» **Problem to solve**:
Every line that holds "Tbsp" should be shown.

Some records:
■ ■ ■ ■ ■

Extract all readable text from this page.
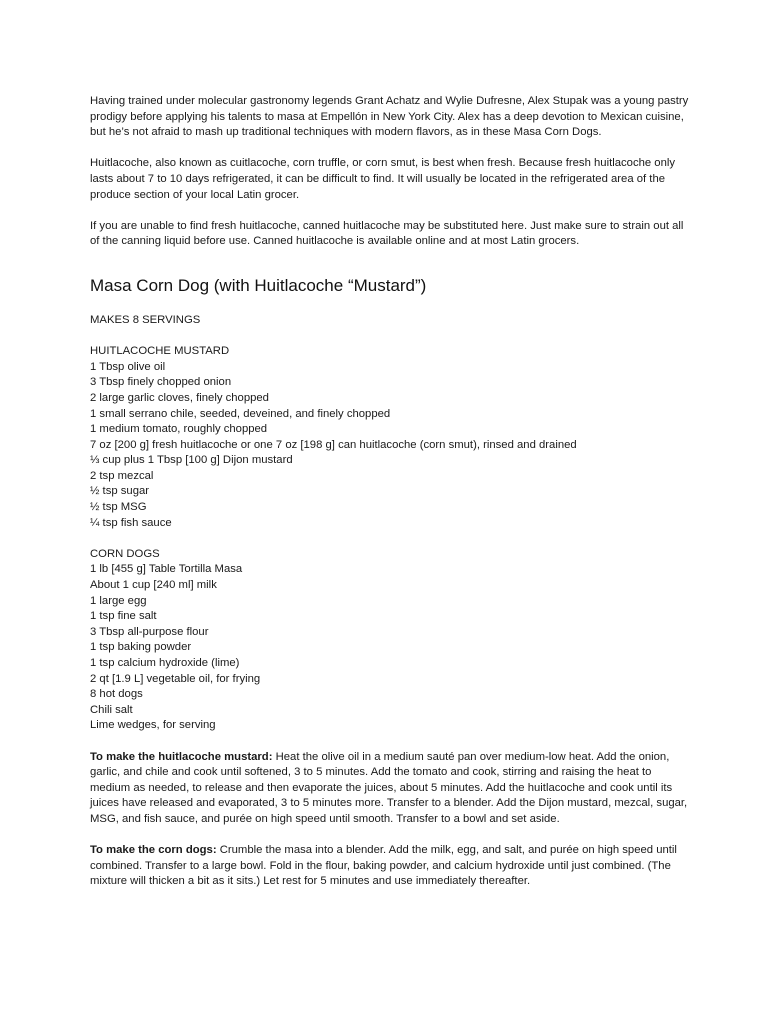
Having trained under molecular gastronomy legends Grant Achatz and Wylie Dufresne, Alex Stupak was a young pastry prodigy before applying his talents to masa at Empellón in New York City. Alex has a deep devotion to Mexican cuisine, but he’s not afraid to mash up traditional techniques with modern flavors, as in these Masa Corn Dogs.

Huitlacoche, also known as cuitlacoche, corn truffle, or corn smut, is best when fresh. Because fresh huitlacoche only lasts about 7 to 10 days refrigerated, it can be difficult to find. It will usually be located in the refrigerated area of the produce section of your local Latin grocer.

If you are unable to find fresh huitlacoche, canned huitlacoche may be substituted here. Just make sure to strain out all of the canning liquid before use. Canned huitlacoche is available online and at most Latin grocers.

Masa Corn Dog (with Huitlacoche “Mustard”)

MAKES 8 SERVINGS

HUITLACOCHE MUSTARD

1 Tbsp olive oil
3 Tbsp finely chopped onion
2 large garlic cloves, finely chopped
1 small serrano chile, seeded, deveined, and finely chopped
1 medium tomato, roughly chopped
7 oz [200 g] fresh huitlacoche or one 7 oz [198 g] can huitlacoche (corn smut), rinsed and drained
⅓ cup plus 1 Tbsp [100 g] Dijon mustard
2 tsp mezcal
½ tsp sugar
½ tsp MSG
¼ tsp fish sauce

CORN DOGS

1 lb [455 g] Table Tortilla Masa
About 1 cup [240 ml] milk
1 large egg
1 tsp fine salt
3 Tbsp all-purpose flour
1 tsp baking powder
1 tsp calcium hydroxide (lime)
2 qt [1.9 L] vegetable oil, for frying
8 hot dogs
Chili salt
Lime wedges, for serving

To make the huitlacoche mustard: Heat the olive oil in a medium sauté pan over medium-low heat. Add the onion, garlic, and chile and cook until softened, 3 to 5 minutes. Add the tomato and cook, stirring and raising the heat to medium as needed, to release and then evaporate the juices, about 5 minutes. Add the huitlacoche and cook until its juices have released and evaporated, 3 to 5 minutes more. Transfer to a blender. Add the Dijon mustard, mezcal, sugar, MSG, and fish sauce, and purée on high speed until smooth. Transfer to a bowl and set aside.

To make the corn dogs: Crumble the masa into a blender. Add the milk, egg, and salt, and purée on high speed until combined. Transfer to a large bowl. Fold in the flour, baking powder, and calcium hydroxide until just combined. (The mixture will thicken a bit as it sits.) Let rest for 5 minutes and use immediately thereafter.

■ ■ ■ ■ ■

» **Full output**:
1 Tbsp olive oil
3 Tbsp finely chopped onion
⅓ cup plus 1 Tbsp [100 g] Dijon mustard
3 Tbsp all-purpose flour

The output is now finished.